**Provided information:**
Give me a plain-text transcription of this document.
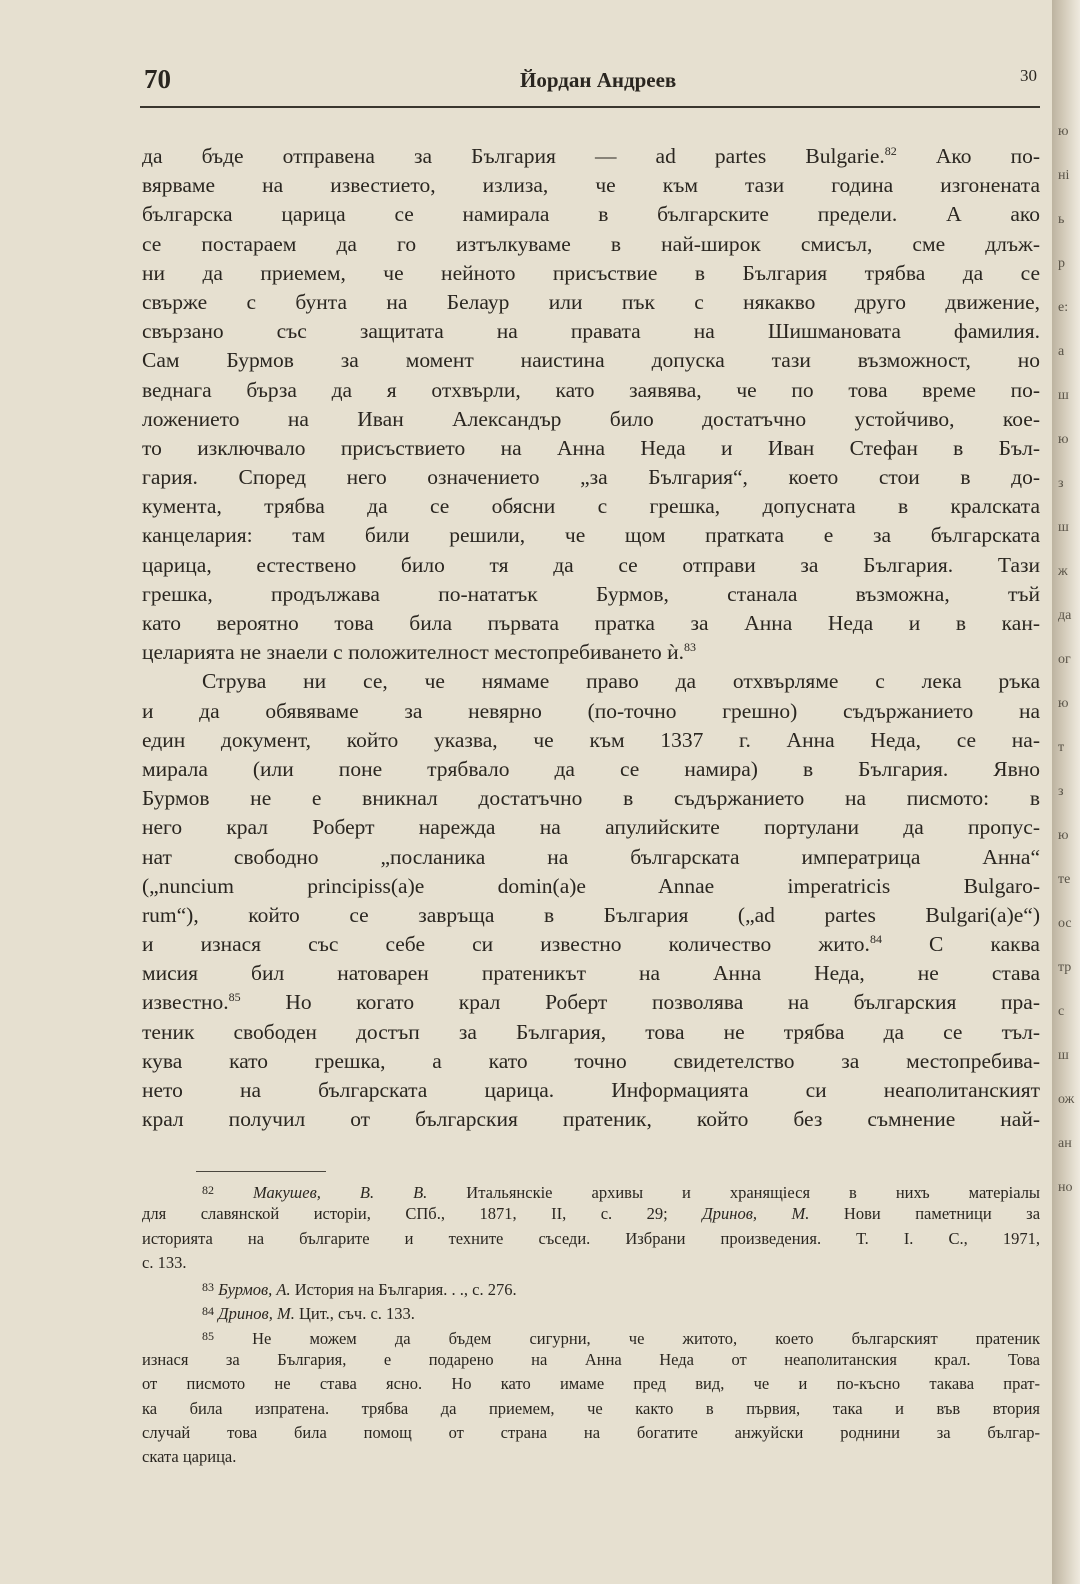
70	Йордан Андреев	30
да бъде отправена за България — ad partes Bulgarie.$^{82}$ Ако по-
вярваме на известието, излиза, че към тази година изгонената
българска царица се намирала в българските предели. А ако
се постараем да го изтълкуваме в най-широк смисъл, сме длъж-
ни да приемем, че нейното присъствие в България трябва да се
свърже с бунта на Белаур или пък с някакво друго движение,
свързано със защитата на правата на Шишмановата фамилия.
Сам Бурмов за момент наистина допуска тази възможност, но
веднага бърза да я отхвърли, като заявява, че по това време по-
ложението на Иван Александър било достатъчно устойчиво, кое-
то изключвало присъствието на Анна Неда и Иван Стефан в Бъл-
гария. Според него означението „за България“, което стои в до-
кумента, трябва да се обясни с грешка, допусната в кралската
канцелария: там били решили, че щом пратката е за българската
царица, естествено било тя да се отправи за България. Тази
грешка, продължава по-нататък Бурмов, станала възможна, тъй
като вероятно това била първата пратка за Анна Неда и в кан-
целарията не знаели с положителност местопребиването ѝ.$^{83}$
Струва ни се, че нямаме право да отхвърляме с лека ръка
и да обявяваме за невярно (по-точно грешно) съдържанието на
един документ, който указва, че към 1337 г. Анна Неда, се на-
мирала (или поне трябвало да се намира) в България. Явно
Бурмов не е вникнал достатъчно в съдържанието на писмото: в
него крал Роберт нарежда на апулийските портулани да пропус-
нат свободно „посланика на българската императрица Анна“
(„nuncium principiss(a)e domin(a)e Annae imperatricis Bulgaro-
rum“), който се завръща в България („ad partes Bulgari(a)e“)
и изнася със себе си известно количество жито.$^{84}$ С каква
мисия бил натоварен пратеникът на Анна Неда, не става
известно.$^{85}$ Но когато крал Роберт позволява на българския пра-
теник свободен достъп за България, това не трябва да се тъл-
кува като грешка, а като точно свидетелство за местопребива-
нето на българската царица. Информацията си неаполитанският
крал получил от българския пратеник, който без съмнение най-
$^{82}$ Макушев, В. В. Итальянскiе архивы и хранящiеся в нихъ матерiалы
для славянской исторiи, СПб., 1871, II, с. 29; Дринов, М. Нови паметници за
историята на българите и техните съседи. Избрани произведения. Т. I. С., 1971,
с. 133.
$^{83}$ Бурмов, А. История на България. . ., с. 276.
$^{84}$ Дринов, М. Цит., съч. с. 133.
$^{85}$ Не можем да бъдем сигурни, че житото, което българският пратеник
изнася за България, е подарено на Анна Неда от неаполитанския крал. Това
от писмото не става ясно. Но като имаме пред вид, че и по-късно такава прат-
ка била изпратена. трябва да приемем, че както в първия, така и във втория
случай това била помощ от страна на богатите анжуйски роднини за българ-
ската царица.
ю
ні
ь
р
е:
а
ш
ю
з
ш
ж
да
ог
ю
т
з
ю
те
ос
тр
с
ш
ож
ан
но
==
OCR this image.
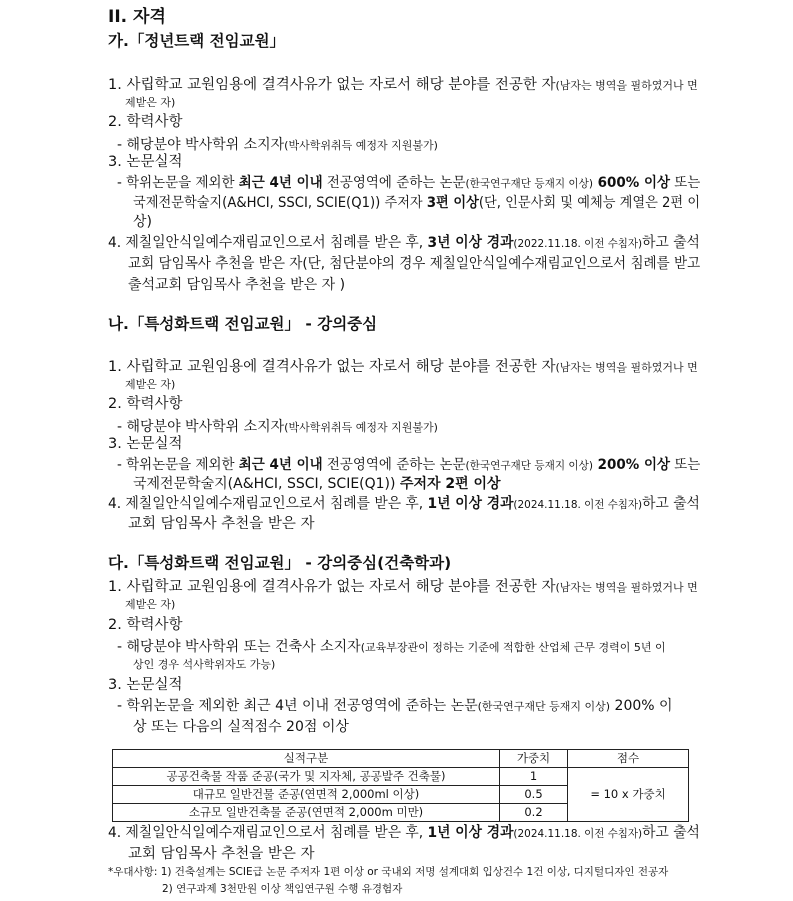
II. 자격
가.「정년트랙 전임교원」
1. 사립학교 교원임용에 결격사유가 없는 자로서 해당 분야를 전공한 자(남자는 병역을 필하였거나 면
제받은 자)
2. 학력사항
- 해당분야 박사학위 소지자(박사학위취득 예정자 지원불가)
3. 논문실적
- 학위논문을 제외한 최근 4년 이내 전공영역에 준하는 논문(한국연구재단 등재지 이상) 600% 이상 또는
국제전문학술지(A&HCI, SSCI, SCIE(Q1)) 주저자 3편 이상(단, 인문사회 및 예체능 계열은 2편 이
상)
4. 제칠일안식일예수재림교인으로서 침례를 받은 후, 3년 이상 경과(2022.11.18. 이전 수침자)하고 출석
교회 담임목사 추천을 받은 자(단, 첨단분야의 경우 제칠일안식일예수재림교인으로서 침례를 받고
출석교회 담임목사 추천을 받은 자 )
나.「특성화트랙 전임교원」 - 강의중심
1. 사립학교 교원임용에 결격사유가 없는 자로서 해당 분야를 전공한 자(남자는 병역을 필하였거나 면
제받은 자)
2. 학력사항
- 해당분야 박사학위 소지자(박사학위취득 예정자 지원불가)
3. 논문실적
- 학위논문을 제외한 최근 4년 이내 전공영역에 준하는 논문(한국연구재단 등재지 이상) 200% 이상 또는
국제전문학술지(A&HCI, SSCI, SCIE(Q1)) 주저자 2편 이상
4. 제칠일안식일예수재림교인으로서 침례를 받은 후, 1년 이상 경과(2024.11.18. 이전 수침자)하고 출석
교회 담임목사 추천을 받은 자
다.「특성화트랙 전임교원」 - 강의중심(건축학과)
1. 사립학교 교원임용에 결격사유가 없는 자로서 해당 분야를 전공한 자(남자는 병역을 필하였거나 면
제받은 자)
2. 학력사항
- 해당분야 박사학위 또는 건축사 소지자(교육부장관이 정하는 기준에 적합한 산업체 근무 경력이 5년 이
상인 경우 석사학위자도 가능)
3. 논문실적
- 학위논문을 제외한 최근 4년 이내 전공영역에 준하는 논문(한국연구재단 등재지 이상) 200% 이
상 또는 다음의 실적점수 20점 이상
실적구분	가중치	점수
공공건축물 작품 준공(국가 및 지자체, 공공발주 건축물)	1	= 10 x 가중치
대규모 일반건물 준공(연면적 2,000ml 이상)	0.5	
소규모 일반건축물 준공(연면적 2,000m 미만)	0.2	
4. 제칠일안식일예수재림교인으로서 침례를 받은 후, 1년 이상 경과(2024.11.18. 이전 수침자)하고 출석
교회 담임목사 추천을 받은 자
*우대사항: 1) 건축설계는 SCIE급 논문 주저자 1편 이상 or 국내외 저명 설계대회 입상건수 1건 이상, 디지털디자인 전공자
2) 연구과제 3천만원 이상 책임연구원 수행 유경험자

**Task to carry out:**
Each line of the data that includes the word "писмото" counts once; report the total and nothing more.

**Written answer:**
2